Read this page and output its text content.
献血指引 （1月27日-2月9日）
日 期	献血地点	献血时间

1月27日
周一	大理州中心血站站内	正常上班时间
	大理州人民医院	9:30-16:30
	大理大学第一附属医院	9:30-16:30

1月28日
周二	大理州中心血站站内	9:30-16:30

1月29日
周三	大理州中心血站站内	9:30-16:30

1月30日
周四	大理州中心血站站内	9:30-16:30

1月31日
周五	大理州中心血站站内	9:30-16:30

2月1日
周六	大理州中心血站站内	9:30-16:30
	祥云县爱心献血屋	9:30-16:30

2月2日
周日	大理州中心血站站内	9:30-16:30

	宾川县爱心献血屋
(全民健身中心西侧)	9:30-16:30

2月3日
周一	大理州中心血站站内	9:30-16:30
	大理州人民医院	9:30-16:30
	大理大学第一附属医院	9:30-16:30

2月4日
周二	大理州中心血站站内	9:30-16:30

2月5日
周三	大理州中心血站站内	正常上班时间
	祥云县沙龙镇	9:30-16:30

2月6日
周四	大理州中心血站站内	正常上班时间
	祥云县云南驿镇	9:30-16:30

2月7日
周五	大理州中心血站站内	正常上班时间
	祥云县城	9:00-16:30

------

### Your goal
Write out all of the records above exactly as they appear.

### Final answer
Read this page and output its text content.
献血指引 （1月27日-2月9日）
日 期	献血地点	献血时间

1月27日
周一	大理州中心血站站内	正常上班时间
	大理州人民医院	9:30-16:30
	大理大学第一附属医院	9:30-16:30

1月28日
周二	大理州中心血站站内	9:30-16:30

1月29日
周三	大理州中心血站站内	9:30-16:30

1月30日
周四	大理州中心血站站内	9:30-16:30

1月31日
周五	大理州中心血站站内	9:30-16:30

2月1日
周六	大理州中心血站站内	9:30-16:30
	祥云县爱心献血屋	9:30-16:30

2月2日
周日	大理州中心血站站内	9:30-16:30

	宾川县爱心献血屋
(全民健身中心西侧)	9:30-16:30

2月3日
周一	大理州中心血站站内	9:30-16:30
	大理州人民医院	9:30-16:30
	大理大学第一附属医院	9:30-16:30

2月4日
周二	大理州中心血站站内	9:30-16:30

2月5日
周三	大理州中心血站站内	正常上班时间
	祥云县沙龙镇	9:30-16:30

2月6日
周四	大理州中心血站站内	正常上班时间
	祥云县云南驿镇	9:30-16:30

2月7日
周五	大理州中心血站站内	正常上班时间
	祥云县城	9:00-16:30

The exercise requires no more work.